# Data records:
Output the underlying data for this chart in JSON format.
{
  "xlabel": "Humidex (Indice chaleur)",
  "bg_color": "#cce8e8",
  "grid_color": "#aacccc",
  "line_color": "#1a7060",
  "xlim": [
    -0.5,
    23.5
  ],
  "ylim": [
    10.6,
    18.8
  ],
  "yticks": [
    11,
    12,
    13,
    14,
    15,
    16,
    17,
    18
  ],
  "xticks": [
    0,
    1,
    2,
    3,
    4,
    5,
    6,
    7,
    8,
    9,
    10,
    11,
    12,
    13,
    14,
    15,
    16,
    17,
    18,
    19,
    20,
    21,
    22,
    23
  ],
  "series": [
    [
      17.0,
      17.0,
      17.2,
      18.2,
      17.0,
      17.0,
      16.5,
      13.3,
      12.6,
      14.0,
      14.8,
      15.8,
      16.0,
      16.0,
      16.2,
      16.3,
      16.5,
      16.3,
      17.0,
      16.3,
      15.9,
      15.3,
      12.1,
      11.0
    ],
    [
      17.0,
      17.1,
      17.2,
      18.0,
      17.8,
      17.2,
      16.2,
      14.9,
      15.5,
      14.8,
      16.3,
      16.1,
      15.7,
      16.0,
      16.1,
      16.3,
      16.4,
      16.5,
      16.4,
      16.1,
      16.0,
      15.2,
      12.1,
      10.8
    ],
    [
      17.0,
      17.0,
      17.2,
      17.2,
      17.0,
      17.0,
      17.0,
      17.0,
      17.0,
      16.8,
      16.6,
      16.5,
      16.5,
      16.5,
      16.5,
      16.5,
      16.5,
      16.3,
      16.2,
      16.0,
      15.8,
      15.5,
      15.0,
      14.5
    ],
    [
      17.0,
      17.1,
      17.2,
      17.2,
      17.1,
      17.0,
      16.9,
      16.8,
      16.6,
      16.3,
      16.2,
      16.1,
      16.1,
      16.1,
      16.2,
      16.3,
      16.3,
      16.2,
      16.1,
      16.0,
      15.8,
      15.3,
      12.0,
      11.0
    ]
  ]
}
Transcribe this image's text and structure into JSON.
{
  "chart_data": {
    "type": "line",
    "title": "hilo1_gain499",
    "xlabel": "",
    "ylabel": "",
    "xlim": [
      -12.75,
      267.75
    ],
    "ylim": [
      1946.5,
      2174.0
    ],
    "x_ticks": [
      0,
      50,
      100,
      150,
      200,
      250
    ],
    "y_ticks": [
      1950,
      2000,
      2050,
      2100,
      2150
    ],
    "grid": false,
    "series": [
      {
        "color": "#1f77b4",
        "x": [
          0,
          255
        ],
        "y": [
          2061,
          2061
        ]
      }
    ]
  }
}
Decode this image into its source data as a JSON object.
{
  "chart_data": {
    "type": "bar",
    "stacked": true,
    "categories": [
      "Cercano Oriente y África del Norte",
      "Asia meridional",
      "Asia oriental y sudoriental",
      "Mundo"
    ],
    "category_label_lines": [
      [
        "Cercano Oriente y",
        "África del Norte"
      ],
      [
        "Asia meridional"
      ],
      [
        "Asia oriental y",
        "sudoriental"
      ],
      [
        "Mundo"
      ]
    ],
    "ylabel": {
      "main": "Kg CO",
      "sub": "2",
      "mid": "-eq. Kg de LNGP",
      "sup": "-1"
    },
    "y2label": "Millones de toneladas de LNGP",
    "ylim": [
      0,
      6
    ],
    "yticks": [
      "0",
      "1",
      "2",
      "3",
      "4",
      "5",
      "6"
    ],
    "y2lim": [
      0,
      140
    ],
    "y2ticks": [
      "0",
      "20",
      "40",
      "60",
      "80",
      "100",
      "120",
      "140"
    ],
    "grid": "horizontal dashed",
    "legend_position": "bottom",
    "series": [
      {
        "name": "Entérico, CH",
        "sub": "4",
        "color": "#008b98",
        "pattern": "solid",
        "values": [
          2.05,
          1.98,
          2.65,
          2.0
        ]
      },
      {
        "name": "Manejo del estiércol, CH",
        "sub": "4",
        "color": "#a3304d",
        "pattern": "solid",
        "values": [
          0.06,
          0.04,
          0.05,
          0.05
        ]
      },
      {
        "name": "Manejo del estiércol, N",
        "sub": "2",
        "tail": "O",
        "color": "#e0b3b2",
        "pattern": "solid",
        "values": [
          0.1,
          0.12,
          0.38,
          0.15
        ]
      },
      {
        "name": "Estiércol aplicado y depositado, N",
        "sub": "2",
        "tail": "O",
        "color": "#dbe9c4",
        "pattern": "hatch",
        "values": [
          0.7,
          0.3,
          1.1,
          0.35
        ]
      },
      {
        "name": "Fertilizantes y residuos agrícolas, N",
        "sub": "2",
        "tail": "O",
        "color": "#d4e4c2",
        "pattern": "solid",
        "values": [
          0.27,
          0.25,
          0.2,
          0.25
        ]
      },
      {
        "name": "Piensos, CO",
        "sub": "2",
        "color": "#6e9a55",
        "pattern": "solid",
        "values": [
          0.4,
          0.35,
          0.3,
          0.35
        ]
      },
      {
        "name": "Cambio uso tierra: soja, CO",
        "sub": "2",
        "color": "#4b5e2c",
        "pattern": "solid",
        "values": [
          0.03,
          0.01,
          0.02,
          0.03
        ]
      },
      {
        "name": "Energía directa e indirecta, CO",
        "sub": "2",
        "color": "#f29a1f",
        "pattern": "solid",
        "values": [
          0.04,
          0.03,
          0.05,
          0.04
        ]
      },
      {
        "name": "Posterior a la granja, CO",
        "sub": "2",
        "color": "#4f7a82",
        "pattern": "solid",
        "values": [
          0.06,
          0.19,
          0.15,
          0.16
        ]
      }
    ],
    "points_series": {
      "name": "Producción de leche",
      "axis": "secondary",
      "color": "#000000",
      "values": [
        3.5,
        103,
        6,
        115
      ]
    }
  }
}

# What you need to do:
Retype the whole listing, matching it exactly.

# Answer to this problem:
Output the underlying data for this chart in JSON format.
{
  "xlabel": "Humidex (Indice chaleur)",
  "bg_color": "#cce8e8",
  "grid_color": "#aacccc",
  "line_color": "#1a7060",
  "xlim": [
    -0.5,
    23.5
  ],
  "ylim": [
    10.6,
    18.8
  ],
  "yticks": [
    11,
    12,
    13,
    14,
    15,
    16,
    17,
    18
  ],
  "xticks": [
    0,
    1,
    2,
    3,
    4,
    5,
    6,
    7,
    8,
    9,
    10,
    11,
    12,
    13,
    14,
    15,
    16,
    17,
    18,
    19,
    20,
    21,
    22,
    23
  ],
  "series": [
    [
      17.0,
      17.0,
      17.2,
      18.2,
      17.0,
      17.0,
      16.5,
      13.3,
      12.6,
      14.0,
      14.8,
      15.8,
      16.0,
      16.0,
      16.2,
      16.3,
      16.5,
      16.3,
      17.0,
      16.3,
      15.9,
      15.3,
      12.1,
      11.0
    ],
    [
      17.0,
      17.1,
      17.2,
      18.0,
      17.8,
      17.2,
      16.2,
      14.9,
      15.5,
      14.8,
      16.3,
      16.1,
      15.7,
      16.0,
      16.1,
      16.3,
      16.4,
      16.5,
      16.4,
      16.1,
      16.0,
      15.2,
      12.1,
      10.8
    ],
    [
      17.0,
      17.0,
      17.2,
      17.2,
      17.0,
      17.0,
      17.0,
      17.0,
      17.0,
      16.8,
      16.6,
      16.5,
      16.5,
      16.5,
      16.5,
      16.5,
      16.5,
      16.3,
      16.2,
      16.0,
      15.8,
      15.5,
      15.0,
      14.5
    ],
    [
      17.0,
      17.1,
      17.2,
      17.2,
      17.1,
      17.0,
      16.9,
      16.8,
      16.6,
      16.3,
      16.2,
      16.1,
      16.1,
      16.1,
      16.2,
      16.3,
      16.3,
      16.2,
      16.1,
      16.0,
      15.8,
      15.3,
      12.0,
      11.0
    ]
  ]
}
Transcribe this image's text and structure into JSON.
{
  "chart_data": {
    "type": "line",
    "title": "hilo1_gain499",
    "xlabel": "",
    "ylabel": "",
    "xlim": [
      -12.75,
      267.75
    ],
    "ylim": [
      1946.5,
      2174.0
    ],
    "x_ticks": [
      0,
      50,
      100,
      150,
      200,
      250
    ],
    "y_ticks": [
      1950,
      2000,
      2050,
      2100,
      2150
    ],
    "grid": false,
    "series": [
      {
        "color": "#1f77b4",
        "x": [
          0,
          255
        ],
        "y": [
          2061,
          2061
        ]
      }
    ]
  }
}
Decode this image into its source data as a JSON object.
{
  "chart_data": {
    "type": "bar",
    "stacked": true,
    "categories": [
      "Cercano Oriente y África del Norte",
      "Asia meridional",
      "Asia oriental y sudoriental",
      "Mundo"
    ],
    "category_label_lines": [
      [
        "Cercano Oriente y",
        "África del Norte"
      ],
      [
        "Asia meridional"
      ],
      [
        "Asia oriental y",
        "sudoriental"
      ],
      [
        "Mundo"
      ]
    ],
    "ylabel": {
      "main": "Kg CO",
      "sub": "2",
      "mid": "-eq. Kg de LNGP",
      "sup": "-1"
    },
    "y2label": "Millones de toneladas de LNGP",
    "ylim": [
      0,
      6
    ],
    "yticks": [
      "0",
      "1",
      "2",
      "3",
      "4",
      "5",
      "6"
    ],
    "y2lim": [
      0,
      140
    ],
    "y2ticks": [
      "0",
      "20",
      "40",
      "60",
      "80",
      "100",
      "120",
      "140"
    ],
    "grid": "horizontal dashed",
    "legend_position": "bottom",
    "series": [
      {
        "name": "Entérico, CH",
        "sub": "4",
        "color": "#008b98",
        "pattern": "solid",
        "values": [
          2.05,
          1.98,
          2.65,
          2.0
        ]
      },
      {
        "name": "Manejo del estiércol, CH",
        "sub": "4",
        "color": "#a3304d",
        "pattern": "solid",
        "values": [
          0.06,
          0.04,
          0.05,
          0.05
        ]
      },
      {
        "name": "Manejo del estiércol, N",
        "sub": "2",
        "tail": "O",
        "color": "#e0b3b2",
        "pattern": "solid",
        "values": [
          0.1,
          0.12,
          0.38,
          0.15
        ]
      },
      {
        "name": "Estiércol aplicado y depositado, N",
        "sub": "2",
        "tail": "O",
        "color": "#dbe9c4",
        "pattern": "hatch",
        "values": [
          0.7,
          0.3,
          1.1,
          0.35
        ]
      },
      {
        "name": "Fertilizantes y residuos agrícolas, N",
        "sub": "2",
        "tail": "O",
        "color": "#d4e4c2",
        "pattern": "solid",
        "values": [
          0.27,
          0.25,
          0.2,
          0.25
        ]
      },
      {
        "name": "Piensos, CO",
        "sub": "2",
        "color": "#6e9a55",
        "pattern": "solid",
        "values": [
          0.4,
          0.35,
          0.3,
          0.35
        ]
      },
      {
        "name": "Cambio uso tierra: soja, CO",
        "sub": "2",
        "color": "#4b5e2c",
        "pattern": "solid",
        "values": [
          0.03,
          0.01,
          0.02,
          0.03
        ]
      },
      {
        "name": "Energía directa e indirecta, CO",
        "sub": "2",
        "color": "#f29a1f",
        "pattern": "solid",
        "values": [
          0.04,
          0.03,
          0.05,
          0.04
        ]
      },
      {
        "name": "Posterior a la granja, CO",
        "sub": "2",
        "color": "#4f7a82",
        "pattern": "solid",
        "values": [
          0.06,
          0.19,
          0.15,
          0.16
        ]
      }
    ],
    "points_series": {
      "name": "Producción de leche",
      "axis": "secondary",
      "color": "#000000",
      "values": [
        3.5,
        103,
        6,
        115
      ]
    }
  }
}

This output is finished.